**What you have to do:**
What you produce should match the records below precisely, except that images are removed.

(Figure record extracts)
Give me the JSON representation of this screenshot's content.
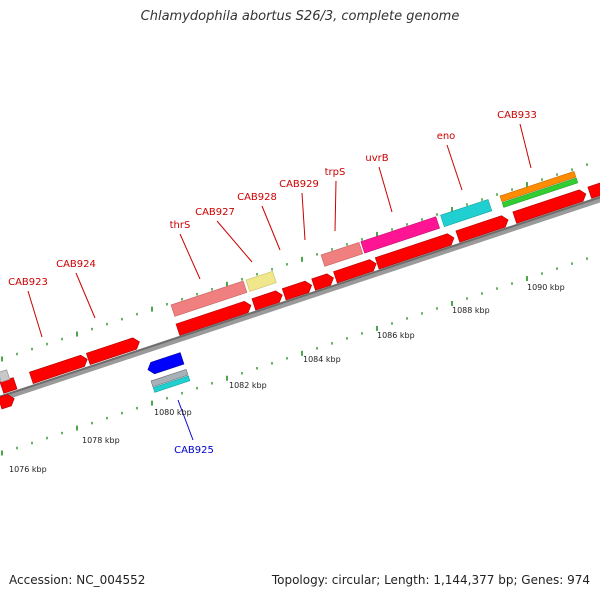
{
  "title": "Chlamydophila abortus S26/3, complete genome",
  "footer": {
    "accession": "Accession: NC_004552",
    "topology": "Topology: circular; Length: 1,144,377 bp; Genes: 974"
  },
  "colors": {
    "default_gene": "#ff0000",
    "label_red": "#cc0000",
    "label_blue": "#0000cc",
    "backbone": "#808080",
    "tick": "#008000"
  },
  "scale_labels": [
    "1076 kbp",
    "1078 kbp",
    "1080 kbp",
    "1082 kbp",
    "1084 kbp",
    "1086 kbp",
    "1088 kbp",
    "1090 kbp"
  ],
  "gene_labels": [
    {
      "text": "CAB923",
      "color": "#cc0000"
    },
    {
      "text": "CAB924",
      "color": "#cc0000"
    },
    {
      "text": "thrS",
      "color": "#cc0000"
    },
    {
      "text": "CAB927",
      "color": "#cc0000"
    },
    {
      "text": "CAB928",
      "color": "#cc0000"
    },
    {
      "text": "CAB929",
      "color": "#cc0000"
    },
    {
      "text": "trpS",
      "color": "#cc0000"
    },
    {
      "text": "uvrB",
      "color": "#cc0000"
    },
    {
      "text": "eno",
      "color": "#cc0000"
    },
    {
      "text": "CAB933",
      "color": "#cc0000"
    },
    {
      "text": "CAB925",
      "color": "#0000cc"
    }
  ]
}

**Result of the exercise:**
Give me the JSON representation of this screenshot's content.
{
  "title": "Chlamydophila abortus S26/3, complete genome",
  "footer": {
    "accession": "Accession: NC_004552",
    "topology": "Topology: circular; Length: 1,144,377 bp; Genes: 974"
  },
  "colors": {
    "default_gene": "#ff0000",
    "label_red": "#cc0000",
    "label_blue": "#0000cc",
    "backbone": "#808080",
    "tick": "#008000"
  },
  "scale_labels": [
    "1076 kbp",
    "1078 kbp",
    "1080 kbp",
    "1082 kbp",
    "1084 kbp",
    "1086 kbp",
    "1088 kbp",
    "1090 kbp"
  ],
  "gene_labels": [
    {
      "text": "CAB923",
      "color": "#cc0000"
    },
    {
      "text": "CAB924",
      "color": "#cc0000"
    },
    {
      "text": "thrS",
      "color": "#cc0000"
    },
    {
      "text": "CAB927",
      "color": "#cc0000"
    },
    {
      "text": "CAB928",
      "color": "#cc0000"
    },
    {
      "text": "CAB929",
      "color": "#cc0000"
    },
    {
      "text": "trpS",
      "color": "#cc0000"
    },
    {
      "text": "uvrB",
      "color": "#cc0000"
    },
    {
      "text": "eno",
      "color": "#cc0000"
    },
    {
      "text": "CAB933",
      "color": "#cc0000"
    },
    {
      "text": "CAB925",
      "color": "#0000cc"
    }
  ]
}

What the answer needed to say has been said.